== Exercise data ==

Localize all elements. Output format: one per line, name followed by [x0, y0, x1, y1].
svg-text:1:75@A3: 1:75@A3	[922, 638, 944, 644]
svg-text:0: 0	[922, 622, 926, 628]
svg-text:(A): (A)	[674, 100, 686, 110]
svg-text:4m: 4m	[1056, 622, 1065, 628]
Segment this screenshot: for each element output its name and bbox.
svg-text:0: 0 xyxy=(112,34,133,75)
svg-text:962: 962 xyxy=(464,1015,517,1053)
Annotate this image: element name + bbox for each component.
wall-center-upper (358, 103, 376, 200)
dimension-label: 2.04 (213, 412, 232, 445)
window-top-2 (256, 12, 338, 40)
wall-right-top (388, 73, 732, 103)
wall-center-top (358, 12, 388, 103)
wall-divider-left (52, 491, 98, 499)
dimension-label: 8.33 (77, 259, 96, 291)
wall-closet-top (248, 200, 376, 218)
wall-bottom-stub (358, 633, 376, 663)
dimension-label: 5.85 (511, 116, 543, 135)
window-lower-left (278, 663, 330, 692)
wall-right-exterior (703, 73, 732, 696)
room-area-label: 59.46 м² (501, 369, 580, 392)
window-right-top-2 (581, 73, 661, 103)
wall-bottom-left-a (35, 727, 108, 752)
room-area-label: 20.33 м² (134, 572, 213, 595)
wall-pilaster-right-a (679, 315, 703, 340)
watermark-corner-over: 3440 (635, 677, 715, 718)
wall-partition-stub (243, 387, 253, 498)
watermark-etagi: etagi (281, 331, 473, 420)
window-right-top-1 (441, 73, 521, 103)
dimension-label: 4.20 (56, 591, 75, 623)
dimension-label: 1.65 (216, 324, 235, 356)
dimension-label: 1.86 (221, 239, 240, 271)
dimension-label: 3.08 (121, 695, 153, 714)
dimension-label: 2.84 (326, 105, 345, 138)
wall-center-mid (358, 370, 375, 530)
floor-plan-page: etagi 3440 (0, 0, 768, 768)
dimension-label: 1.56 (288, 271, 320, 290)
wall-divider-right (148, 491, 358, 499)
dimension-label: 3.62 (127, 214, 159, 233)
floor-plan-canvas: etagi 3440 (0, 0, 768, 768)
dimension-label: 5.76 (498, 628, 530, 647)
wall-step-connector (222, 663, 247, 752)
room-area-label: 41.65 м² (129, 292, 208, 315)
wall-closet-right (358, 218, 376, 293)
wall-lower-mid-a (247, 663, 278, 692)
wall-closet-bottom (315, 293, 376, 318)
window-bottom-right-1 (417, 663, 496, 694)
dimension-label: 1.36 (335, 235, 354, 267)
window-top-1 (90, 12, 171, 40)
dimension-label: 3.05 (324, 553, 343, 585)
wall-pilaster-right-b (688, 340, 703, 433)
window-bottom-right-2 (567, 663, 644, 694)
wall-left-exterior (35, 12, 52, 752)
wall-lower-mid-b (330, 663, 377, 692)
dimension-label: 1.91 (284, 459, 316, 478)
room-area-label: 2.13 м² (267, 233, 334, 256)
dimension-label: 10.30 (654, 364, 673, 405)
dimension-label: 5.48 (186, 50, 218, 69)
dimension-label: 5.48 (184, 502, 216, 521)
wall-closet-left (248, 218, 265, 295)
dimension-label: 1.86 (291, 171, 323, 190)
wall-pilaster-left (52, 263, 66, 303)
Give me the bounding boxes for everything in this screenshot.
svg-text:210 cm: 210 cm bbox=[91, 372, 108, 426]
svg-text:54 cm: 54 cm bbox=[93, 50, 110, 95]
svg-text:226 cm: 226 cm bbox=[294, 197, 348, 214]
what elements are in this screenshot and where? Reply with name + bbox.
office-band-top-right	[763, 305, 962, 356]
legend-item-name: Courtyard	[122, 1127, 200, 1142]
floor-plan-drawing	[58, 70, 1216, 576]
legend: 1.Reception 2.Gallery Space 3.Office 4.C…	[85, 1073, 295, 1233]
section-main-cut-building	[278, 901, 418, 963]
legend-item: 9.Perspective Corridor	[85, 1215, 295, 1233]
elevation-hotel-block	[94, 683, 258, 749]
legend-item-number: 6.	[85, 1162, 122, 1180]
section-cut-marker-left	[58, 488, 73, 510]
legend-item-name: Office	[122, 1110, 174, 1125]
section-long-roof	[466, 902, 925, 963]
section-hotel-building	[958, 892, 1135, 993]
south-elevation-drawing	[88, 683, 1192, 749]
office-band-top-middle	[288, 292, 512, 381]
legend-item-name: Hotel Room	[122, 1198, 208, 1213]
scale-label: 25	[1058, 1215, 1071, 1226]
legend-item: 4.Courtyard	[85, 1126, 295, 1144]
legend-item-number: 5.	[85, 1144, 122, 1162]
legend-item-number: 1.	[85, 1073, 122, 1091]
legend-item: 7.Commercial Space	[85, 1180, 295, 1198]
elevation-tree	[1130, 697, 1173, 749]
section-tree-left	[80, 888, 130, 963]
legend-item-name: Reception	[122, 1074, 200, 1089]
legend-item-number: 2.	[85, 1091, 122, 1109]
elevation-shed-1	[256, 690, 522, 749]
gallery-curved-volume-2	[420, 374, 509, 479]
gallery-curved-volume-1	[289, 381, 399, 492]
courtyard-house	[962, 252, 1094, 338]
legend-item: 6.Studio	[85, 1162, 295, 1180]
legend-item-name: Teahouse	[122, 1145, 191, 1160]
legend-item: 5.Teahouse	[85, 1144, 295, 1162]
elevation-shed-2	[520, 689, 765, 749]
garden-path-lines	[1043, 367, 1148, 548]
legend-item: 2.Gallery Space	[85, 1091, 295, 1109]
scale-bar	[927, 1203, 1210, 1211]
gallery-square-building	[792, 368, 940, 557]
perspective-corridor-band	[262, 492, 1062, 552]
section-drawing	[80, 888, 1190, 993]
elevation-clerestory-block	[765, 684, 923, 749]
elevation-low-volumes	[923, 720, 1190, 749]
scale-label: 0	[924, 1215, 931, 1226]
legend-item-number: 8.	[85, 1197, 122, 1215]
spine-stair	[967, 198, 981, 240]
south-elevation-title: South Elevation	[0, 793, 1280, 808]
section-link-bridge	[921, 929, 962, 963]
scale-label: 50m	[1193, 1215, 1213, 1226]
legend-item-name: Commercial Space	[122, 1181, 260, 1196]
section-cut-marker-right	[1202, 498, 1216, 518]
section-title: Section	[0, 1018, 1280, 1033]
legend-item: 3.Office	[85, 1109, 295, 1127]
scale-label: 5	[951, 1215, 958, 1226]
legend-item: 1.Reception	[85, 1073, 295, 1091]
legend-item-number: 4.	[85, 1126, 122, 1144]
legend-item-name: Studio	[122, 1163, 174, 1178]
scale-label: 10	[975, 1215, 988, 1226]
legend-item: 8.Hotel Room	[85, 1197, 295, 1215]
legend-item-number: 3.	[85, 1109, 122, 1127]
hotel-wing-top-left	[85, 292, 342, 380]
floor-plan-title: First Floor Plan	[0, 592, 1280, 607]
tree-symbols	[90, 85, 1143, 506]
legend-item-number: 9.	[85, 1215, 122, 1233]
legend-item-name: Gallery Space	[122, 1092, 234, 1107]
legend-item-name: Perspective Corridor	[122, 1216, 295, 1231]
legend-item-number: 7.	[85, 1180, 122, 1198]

===

To be done: Reproduce every line of the data above verbatim, in the same order.

Written answer:
Localize all elements. Output format: one per line, name followed by [x0, y0, x1, y1].
svg-text:1:75@A3: 1:75@A3	[922, 638, 944, 644]
svg-text:0: 0	[922, 622, 926, 628]
svg-text:(A): (A)	[674, 100, 686, 110]
svg-text:4m: 4m	[1056, 622, 1065, 628]
Segment this screenshot: for each element output its name and bbox.
svg-text:0: 0 xyxy=(112,34,133,75)
svg-text:962: 962 xyxy=(464,1015,517,1053)
Annotate this image: element name + bbox for each component.
wall-center-upper (358, 103, 376, 200)
dimension-label: 2.04 (213, 412, 232, 445)
window-top-2 (256, 12, 338, 40)
wall-right-top (388, 73, 732, 103)
wall-center-top (358, 12, 388, 103)
wall-divider-left (52, 491, 98, 499)
dimension-label: 8.33 (77, 259, 96, 291)
wall-closet-top (248, 200, 376, 218)
wall-bottom-stub (358, 633, 376, 663)
dimension-label: 5.85 (511, 116, 543, 135)
window-lower-left (278, 663, 330, 692)
wall-right-exterior (703, 73, 732, 696)
room-area-label: 59.46 м² (501, 369, 580, 392)
window-right-top-2 (581, 73, 661, 103)
wall-bottom-left-a (35, 727, 108, 752)
room-area-label: 20.33 м² (134, 572, 213, 595)
wall-pilaster-right-a (679, 315, 703, 340)
watermark-corner-over: 3440 (635, 677, 715, 718)
wall-partition-stub (243, 387, 253, 498)
watermark-etagi: etagi (281, 331, 473, 420)
window-right-top-1 (441, 73, 521, 103)
dimension-label: 4.20 (56, 591, 75, 623)
dimension-label: 1.65 (216, 324, 235, 356)
dimension-label: 1.86 (221, 239, 240, 271)
dimension-label: 3.08 (121, 695, 153, 714)
dimension-label: 2.84 (326, 105, 345, 138)
wall-center-mid (358, 370, 375, 530)
floor-plan-page: etagi 3440 (0, 0, 768, 768)
dimension-label: 1.56 (288, 271, 320, 290)
wall-divider-right (148, 491, 358, 499)
dimension-label: 3.62 (127, 214, 159, 233)
floor-plan-canvas: etagi 3440 (0, 0, 768, 768)
dimension-label: 5.76 (498, 628, 530, 647)
wall-step-connector (222, 663, 247, 752)
room-area-label: 41.65 м² (129, 292, 208, 315)
wall-closet-right (358, 218, 376, 293)
wall-lower-mid-a (247, 663, 278, 692)
wall-closet-bottom (315, 293, 376, 318)
window-bottom-right-1 (417, 663, 496, 694)
dimension-label: 1.36 (335, 235, 354, 267)
window-top-1 (90, 12, 171, 40)
dimension-label: 3.05 (324, 553, 343, 585)
wall-pilaster-right-b (688, 340, 703, 433)
window-bottom-right-2 (567, 663, 644, 694)
wall-left-exterior (35, 12, 52, 752)
wall-lower-mid-b (330, 663, 377, 692)
dimension-label: 1.91 (284, 459, 316, 478)
room-area-label: 2.13 м² (267, 233, 334, 256)
dimension-label: 10.30 (654, 364, 673, 405)
dimension-label: 5.48 (186, 50, 218, 69)
dimension-label: 5.48 (184, 502, 216, 521)
wall-closet-left (248, 218, 265, 295)
dimension-label: 1.86 (291, 171, 323, 190)
wall-pilaster-left (52, 263, 66, 303)
Give me the bounding boxes for everything in this screenshot.
svg-text:210 cm: 210 cm bbox=[91, 372, 108, 426]
svg-text:54 cm: 54 cm bbox=[93, 50, 110, 95]
svg-text:226 cm: 226 cm bbox=[294, 197, 348, 214]
what elements are in this screenshot and where? Reply with name + bbox.
office-band-top-right	[763, 305, 962, 356]
legend-item-name: Courtyard	[122, 1127, 200, 1142]
floor-plan-drawing	[58, 70, 1216, 576]
legend: 1.Reception 2.Gallery Space 3.Office 4.C…	[85, 1073, 295, 1233]
section-main-cut-building	[278, 901, 418, 963]
legend-item: 9.Perspective Corridor	[85, 1215, 295, 1233]
elevation-hotel-block	[94, 683, 258, 749]
legend-item-number: 6.	[85, 1162, 122, 1180]
section-cut-marker-left	[58, 488, 73, 510]
legend-item-name: Office	[122, 1110, 174, 1125]
section-long-roof	[466, 902, 925, 963]
section-hotel-building	[958, 892, 1135, 993]
south-elevation-drawing	[88, 683, 1192, 749]
office-band-top-middle	[288, 292, 512, 381]
legend-item-name: Hotel Room	[122, 1198, 208, 1213]
scale-label: 25	[1058, 1215, 1071, 1226]
legend-item: 4.Courtyard	[85, 1126, 295, 1144]
legend-item-number: 5.	[85, 1144, 122, 1162]
legend-item-number: 1.	[85, 1073, 122, 1091]
legend-item: 7.Commercial Space	[85, 1180, 295, 1198]
elevation-tree	[1130, 697, 1173, 749]
section-tree-left	[80, 888, 130, 963]
legend-item-name: Reception	[122, 1074, 200, 1089]
legend-item-number: 2.	[85, 1091, 122, 1109]
elevation-shed-1	[256, 690, 522, 749]
gallery-curved-volume-2	[420, 374, 509, 479]
gallery-curved-volume-1	[289, 381, 399, 492]
courtyard-house	[962, 252, 1094, 338]
legend-item: 6.Studio	[85, 1162, 295, 1180]
legend-item-name: Teahouse	[122, 1145, 191, 1160]
legend-item: 5.Teahouse	[85, 1144, 295, 1162]
elevation-shed-2	[520, 689, 765, 749]
garden-path-lines	[1043, 367, 1148, 548]
legend-item: 2.Gallery Space	[85, 1091, 295, 1109]
scale-bar	[927, 1203, 1210, 1211]
gallery-square-building	[792, 368, 940, 557]
perspective-corridor-band	[262, 492, 1062, 552]
section-drawing	[80, 888, 1190, 993]
elevation-clerestory-block	[765, 684, 923, 749]
elevation-low-volumes	[923, 720, 1190, 749]
scale-label: 0	[924, 1215, 931, 1226]
legend-item-number: 8.	[85, 1197, 122, 1215]
spine-stair	[967, 198, 981, 240]
south-elevation-title: South Elevation	[0, 793, 1280, 808]
section-link-bridge	[921, 929, 962, 963]
scale-label: 50m	[1193, 1215, 1213, 1226]
legend-item-name: Commercial Space	[122, 1181, 260, 1196]
section-cut-marker-right	[1202, 498, 1216, 518]
section-title: Section	[0, 1018, 1280, 1033]
legend-item: 3.Office	[85, 1109, 295, 1127]
scale-label: 5	[951, 1215, 958, 1226]
legend-item: 1.Reception	[85, 1073, 295, 1091]
legend-item-number: 4.	[85, 1126, 122, 1144]
legend-item-name: Studio	[122, 1163, 174, 1178]
scale-label: 10	[975, 1215, 988, 1226]
legend-item: 8.Hotel Room	[85, 1197, 295, 1215]
legend-item-number: 3.	[85, 1109, 122, 1127]
hotel-wing-top-left	[85, 292, 342, 380]
floor-plan-title: First Floor Plan	[0, 592, 1280, 607]
tree-symbols	[90, 85, 1143, 506]
legend-item-number: 9.	[85, 1215, 122, 1233]
legend-item-name: Gallery Space	[122, 1092, 234, 1107]
legend-item-name: Perspective Corridor	[122, 1216, 295, 1231]
legend-item-number: 7.	[85, 1180, 122, 1198]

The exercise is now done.